_Task details_
Your task is to copy the material exactly.

Records about charts and figures
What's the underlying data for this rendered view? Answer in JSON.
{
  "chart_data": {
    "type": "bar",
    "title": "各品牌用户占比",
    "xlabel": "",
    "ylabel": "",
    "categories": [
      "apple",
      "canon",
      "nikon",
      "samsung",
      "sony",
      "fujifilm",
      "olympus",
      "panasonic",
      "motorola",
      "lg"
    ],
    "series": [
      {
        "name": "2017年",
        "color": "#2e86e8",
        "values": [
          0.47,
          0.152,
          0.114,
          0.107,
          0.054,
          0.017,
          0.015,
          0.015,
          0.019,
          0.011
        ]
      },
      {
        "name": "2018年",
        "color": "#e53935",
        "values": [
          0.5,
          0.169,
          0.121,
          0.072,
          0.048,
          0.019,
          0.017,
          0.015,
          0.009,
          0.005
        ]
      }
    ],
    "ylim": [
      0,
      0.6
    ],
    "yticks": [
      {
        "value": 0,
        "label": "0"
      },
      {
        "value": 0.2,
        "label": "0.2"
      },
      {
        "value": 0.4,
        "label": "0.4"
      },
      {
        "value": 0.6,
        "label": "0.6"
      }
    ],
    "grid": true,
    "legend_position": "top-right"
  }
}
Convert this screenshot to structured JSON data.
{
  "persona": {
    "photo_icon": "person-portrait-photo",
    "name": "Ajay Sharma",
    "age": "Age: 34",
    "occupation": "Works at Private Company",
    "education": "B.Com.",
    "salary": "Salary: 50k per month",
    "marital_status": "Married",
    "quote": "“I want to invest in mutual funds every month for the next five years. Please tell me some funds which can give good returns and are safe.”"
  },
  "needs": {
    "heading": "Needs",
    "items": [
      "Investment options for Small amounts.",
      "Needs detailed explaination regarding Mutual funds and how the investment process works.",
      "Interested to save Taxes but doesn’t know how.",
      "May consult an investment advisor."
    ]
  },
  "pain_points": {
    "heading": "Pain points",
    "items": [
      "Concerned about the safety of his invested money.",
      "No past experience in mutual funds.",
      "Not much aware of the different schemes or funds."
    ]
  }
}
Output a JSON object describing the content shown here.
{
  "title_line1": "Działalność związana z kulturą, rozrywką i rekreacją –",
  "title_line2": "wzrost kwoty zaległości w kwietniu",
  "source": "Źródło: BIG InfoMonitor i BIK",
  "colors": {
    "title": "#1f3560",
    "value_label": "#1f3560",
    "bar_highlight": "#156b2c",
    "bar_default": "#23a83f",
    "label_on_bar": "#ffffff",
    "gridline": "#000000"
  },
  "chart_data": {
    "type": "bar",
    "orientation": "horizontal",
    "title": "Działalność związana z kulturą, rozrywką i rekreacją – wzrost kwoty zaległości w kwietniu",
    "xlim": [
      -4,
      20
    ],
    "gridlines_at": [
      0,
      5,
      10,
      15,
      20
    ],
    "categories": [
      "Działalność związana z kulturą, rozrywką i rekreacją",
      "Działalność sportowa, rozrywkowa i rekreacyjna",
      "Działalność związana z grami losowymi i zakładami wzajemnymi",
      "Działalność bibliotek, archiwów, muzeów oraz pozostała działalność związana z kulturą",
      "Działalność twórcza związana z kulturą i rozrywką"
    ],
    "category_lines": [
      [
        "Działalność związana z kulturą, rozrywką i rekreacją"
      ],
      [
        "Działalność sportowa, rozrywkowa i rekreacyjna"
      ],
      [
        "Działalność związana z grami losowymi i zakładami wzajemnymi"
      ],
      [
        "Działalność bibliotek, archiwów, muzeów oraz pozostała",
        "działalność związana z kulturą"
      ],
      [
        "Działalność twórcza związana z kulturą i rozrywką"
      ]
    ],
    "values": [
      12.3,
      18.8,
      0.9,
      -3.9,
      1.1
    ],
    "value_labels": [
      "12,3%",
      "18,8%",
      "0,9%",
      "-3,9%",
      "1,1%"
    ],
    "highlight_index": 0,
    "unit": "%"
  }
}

_Final answer_
What's the underlying data for this rendered view? Answer in JSON.
{
  "chart_data": {
    "type": "bar",
    "title": "各品牌用户占比",
    "xlabel": "",
    "ylabel": "",
    "categories": [
      "apple",
      "canon",
      "nikon",
      "samsung",
      "sony",
      "fujifilm",
      "olympus",
      "panasonic",
      "motorola",
      "lg"
    ],
    "series": [
      {
        "name": "2017年",
        "color": "#2e86e8",
        "values": [
          0.47,
          0.152,
          0.114,
          0.107,
          0.054,
          0.017,
          0.015,
          0.015,
          0.019,
          0.011
        ]
      },
      {
        "name": "2018年",
        "color": "#e53935",
        "values": [
          0.5,
          0.169,
          0.121,
          0.072,
          0.048,
          0.019,
          0.017,
          0.015,
          0.009,
          0.005
        ]
      }
    ],
    "ylim": [
      0,
      0.6
    ],
    "yticks": [
      {
        "value": 0,
        "label": "0"
      },
      {
        "value": 0.2,
        "label": "0.2"
      },
      {
        "value": 0.4,
        "label": "0.4"
      },
      {
        "value": 0.6,
        "label": "0.6"
      }
    ],
    "grid": true,
    "legend_position": "top-right"
  }
}
Convert this screenshot to structured JSON data.
{
  "persona": {
    "photo_icon": "person-portrait-photo",
    "name": "Ajay Sharma",
    "age": "Age: 34",
    "occupation": "Works at Private Company",
    "education": "B.Com.",
    "salary": "Salary: 50k per month",
    "marital_status": "Married",
    "quote": "“I want to invest in mutual funds every month for the next five years. Please tell me some funds which can give good returns and are safe.”"
  },
  "needs": {
    "heading": "Needs",
    "items": [
      "Investment options for Small amounts.",
      "Needs detailed explaination regarding Mutual funds and how the investment process works.",
      "Interested to save Taxes but doesn’t know how.",
      "May consult an investment advisor."
    ]
  },
  "pain_points": {
    "heading": "Pain points",
    "items": [
      "Concerned about the safety of his invested money.",
      "No past experience in mutual funds.",
      "Not much aware of the different schemes or funds."
    ]
  }
}
Output a JSON object describing the content shown here.
{
  "title_line1": "Działalność związana z kulturą, rozrywką i rekreacją –",
  "title_line2": "wzrost kwoty zaległości w kwietniu",
  "source": "Źródło: BIG InfoMonitor i BIK",
  "colors": {
    "title": "#1f3560",
    "value_label": "#1f3560",
    "bar_highlight": "#156b2c",
    "bar_default": "#23a83f",
    "label_on_bar": "#ffffff",
    "gridline": "#000000"
  },
  "chart_data": {
    "type": "bar",
    "orientation": "horizontal",
    "title": "Działalność związana z kulturą, rozrywką i rekreacją – wzrost kwoty zaległości w kwietniu",
    "xlim": [
      -4,
      20
    ],
    "gridlines_at": [
      0,
      5,
      10,
      15,
      20
    ],
    "categories": [
      "Działalność związana z kulturą, rozrywką i rekreacją",
      "Działalność sportowa, rozrywkowa i rekreacyjna",
      "Działalność związana z grami losowymi i zakładami wzajemnymi",
      "Działalność bibliotek, archiwów, muzeów oraz pozostała działalność związana z kulturą",
      "Działalność twórcza związana z kulturą i rozrywką"
    ],
    "category_lines": [
      [
        "Działalność związana z kulturą, rozrywką i rekreacją"
      ],
      [
        "Działalność sportowa, rozrywkowa i rekreacyjna"
      ],
      [
        "Działalność związana z grami losowymi i zakładami wzajemnymi"
      ],
      [
        "Działalność bibliotek, archiwów, muzeów oraz pozostała",
        "działalność związana z kulturą"
      ],
      [
        "Działalność twórcza związana z kulturą i rozrywką"
      ]
    ],
    "values": [
      12.3,
      18.8,
      0.9,
      -3.9,
      1.1
    ],
    "value_labels": [
      "12,3%",
      "18,8%",
      "0,9%",
      "-3,9%",
      "1,1%"
    ],
    "highlight_index": 0,
    "unit": "%"
  }
}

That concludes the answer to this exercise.